- Your task
Quote the data below in full, please, without altering anything.

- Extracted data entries
■ ■ ■ ■ ■

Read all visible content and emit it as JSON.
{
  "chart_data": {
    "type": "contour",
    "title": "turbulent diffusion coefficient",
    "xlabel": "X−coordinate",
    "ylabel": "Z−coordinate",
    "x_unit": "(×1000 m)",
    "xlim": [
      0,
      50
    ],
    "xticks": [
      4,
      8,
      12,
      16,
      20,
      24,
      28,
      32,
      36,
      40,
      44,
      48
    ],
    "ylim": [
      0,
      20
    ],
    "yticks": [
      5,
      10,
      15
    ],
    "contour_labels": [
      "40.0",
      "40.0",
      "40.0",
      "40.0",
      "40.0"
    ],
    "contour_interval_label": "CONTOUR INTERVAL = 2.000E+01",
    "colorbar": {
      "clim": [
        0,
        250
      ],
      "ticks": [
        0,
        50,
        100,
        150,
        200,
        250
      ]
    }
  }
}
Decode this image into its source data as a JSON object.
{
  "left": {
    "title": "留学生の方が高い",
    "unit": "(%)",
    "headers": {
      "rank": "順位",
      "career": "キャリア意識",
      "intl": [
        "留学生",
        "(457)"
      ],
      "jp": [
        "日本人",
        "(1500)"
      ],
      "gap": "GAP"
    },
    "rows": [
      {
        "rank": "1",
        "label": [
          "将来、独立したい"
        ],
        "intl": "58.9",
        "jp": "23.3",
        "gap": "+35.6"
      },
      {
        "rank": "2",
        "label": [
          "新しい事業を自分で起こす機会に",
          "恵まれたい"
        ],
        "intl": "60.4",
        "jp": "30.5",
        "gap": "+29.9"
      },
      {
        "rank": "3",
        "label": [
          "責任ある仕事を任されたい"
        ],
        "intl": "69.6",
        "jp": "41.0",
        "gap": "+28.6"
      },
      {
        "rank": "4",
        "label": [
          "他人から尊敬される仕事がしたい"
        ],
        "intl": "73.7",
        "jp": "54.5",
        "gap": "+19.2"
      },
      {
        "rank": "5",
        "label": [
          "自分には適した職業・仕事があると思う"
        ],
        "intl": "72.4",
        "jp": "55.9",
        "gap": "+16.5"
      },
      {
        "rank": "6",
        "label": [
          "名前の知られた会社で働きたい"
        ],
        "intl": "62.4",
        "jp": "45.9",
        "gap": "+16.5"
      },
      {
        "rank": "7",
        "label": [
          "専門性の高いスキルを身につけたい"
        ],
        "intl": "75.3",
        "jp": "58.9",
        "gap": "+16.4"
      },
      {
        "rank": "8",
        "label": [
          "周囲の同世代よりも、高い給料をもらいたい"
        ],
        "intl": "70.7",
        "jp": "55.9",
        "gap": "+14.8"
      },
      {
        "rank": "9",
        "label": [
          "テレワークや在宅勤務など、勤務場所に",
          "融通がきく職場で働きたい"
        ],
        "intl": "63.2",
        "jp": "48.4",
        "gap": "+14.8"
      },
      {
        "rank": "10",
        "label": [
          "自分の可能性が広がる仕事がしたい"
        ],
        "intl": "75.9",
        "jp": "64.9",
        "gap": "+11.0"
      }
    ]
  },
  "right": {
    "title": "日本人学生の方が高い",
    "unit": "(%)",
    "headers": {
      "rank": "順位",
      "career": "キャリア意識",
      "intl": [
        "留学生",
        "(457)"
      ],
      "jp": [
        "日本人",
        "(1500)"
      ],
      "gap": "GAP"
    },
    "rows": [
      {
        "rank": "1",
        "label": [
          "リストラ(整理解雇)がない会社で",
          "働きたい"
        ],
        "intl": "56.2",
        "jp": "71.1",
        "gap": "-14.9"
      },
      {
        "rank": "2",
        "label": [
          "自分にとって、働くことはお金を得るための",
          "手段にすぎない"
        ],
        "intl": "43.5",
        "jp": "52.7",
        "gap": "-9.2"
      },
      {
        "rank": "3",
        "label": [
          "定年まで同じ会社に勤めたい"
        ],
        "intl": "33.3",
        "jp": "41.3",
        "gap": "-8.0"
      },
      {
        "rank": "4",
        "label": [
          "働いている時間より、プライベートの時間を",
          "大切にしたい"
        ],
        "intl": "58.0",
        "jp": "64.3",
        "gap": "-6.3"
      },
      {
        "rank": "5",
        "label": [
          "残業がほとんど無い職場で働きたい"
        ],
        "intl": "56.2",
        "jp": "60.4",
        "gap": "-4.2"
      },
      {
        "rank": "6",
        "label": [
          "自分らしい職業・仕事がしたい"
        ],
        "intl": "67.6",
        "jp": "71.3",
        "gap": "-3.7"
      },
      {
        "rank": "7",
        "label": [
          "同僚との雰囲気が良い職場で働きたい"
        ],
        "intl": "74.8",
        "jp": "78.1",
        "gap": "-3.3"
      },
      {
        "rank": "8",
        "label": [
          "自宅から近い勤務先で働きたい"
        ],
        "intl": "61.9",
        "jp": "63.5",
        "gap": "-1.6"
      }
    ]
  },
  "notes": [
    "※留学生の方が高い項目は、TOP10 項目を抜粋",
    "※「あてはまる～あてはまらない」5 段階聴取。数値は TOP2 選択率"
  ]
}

■ ■ ■ ■ ■

- The reply
Read all visible content and emit it as JSON.
{
  "chart_data": {
    "type": "contour",
    "title": "turbulent diffusion coefficient",
    "xlabel": "X−coordinate",
    "ylabel": "Z−coordinate",
    "x_unit": "(×1000 m)",
    "xlim": [
      0,
      50
    ],
    "xticks": [
      4,
      8,
      12,
      16,
      20,
      24,
      28,
      32,
      36,
      40,
      44,
      48
    ],
    "ylim": [
      0,
      20
    ],
    "yticks": [
      5,
      10,
      15
    ],
    "contour_labels": [
      "40.0",
      "40.0",
      "40.0",
      "40.0",
      "40.0"
    ],
    "contour_interval_label": "CONTOUR INTERVAL = 2.000E+01",
    "colorbar": {
      "clim": [
        0,
        250
      ],
      "ticks": [
        0,
        50,
        100,
        150,
        200,
        250
      ]
    }
  }
}
Decode this image into its source data as a JSON object.
{
  "left": {
    "title": "留学生の方が高い",
    "unit": "(%)",
    "headers": {
      "rank": "順位",
      "career": "キャリア意識",
      "intl": [
        "留学生",
        "(457)"
      ],
      "jp": [
        "日本人",
        "(1500)"
      ],
      "gap": "GAP"
    },
    "rows": [
      {
        "rank": "1",
        "label": [
          "将来、独立したい"
        ],
        "intl": "58.9",
        "jp": "23.3",
        "gap": "+35.6"
      },
      {
        "rank": "2",
        "label": [
          "新しい事業を自分で起こす機会に",
          "恵まれたい"
        ],
        "intl": "60.4",
        "jp": "30.5",
        "gap": "+29.9"
      },
      {
        "rank": "3",
        "label": [
          "責任ある仕事を任されたい"
        ],
        "intl": "69.6",
        "jp": "41.0",
        "gap": "+28.6"
      },
      {
        "rank": "4",
        "label": [
          "他人から尊敬される仕事がしたい"
        ],
        "intl": "73.7",
        "jp": "54.5",
        "gap": "+19.2"
      },
      {
        "rank": "5",
        "label": [
          "自分には適した職業・仕事があると思う"
        ],
        "intl": "72.4",
        "jp": "55.9",
        "gap": "+16.5"
      },
      {
        "rank": "6",
        "label": [
          "名前の知られた会社で働きたい"
        ],
        "intl": "62.4",
        "jp": "45.9",
        "gap": "+16.5"
      },
      {
        "rank": "7",
        "label": [
          "専門性の高いスキルを身につけたい"
        ],
        "intl": "75.3",
        "jp": "58.9",
        "gap": "+16.4"
      },
      {
        "rank": "8",
        "label": [
          "周囲の同世代よりも、高い給料をもらいたい"
        ],
        "intl": "70.7",
        "jp": "55.9",
        "gap": "+14.8"
      },
      {
        "rank": "9",
        "label": [
          "テレワークや在宅勤務など、勤務場所に",
          "融通がきく職場で働きたい"
        ],
        "intl": "63.2",
        "jp": "48.4",
        "gap": "+14.8"
      },
      {
        "rank": "10",
        "label": [
          "自分の可能性が広がる仕事がしたい"
        ],
        "intl": "75.9",
        "jp": "64.9",
        "gap": "+11.0"
      }
    ]
  },
  "right": {
    "title": "日本人学生の方が高い",
    "unit": "(%)",
    "headers": {
      "rank": "順位",
      "career": "キャリア意識",
      "intl": [
        "留学生",
        "(457)"
      ],
      "jp": [
        "日本人",
        "(1500)"
      ],
      "gap": "GAP"
    },
    "rows": [
      {
        "rank": "1",
        "label": [
          "リストラ(整理解雇)がない会社で",
          "働きたい"
        ],
        "intl": "56.2",
        "jp": "71.1",
        "gap": "-14.9"
      },
      {
        "rank": "2",
        "label": [
          "自分にとって、働くことはお金を得るための",
          "手段にすぎない"
        ],
        "intl": "43.5",
        "jp": "52.7",
        "gap": "-9.2"
      },
      {
        "rank": "3",
        "label": [
          "定年まで同じ会社に勤めたい"
        ],
        "intl": "33.3",
        "jp": "41.3",
        "gap": "-8.0"
      },
      {
        "rank": "4",
        "label": [
          "働いている時間より、プライベートの時間を",
          "大切にしたい"
        ],
        "intl": "58.0",
        "jp": "64.3",
        "gap": "-6.3"
      },
      {
        "rank": "5",
        "label": [
          "残業がほとんど無い職場で働きたい"
        ],
        "intl": "56.2",
        "jp": "60.4",
        "gap": "-4.2"
      },
      {
        "rank": "6",
        "label": [
          "自分らしい職業・仕事がしたい"
        ],
        "intl": "67.6",
        "jp": "71.3",
        "gap": "-3.7"
      },
      {
        "rank": "7",
        "label": [
          "同僚との雰囲気が良い職場で働きたい"
        ],
        "intl": "74.8",
        "jp": "78.1",
        "gap": "-3.3"
      },
      {
        "rank": "8",
        "label": [
          "自宅から近い勤務先で働きたい"
        ],
        "intl": "61.9",
        "jp": "63.5",
        "gap": "-1.6"
      }
    ]
  },
  "notes": [
    "※留学生の方が高い項目は、TOP10 項目を抜粋",
    "※「あてはまる～あてはまらない」5 段階聴取。数値は TOP2 選択率"
  ]
}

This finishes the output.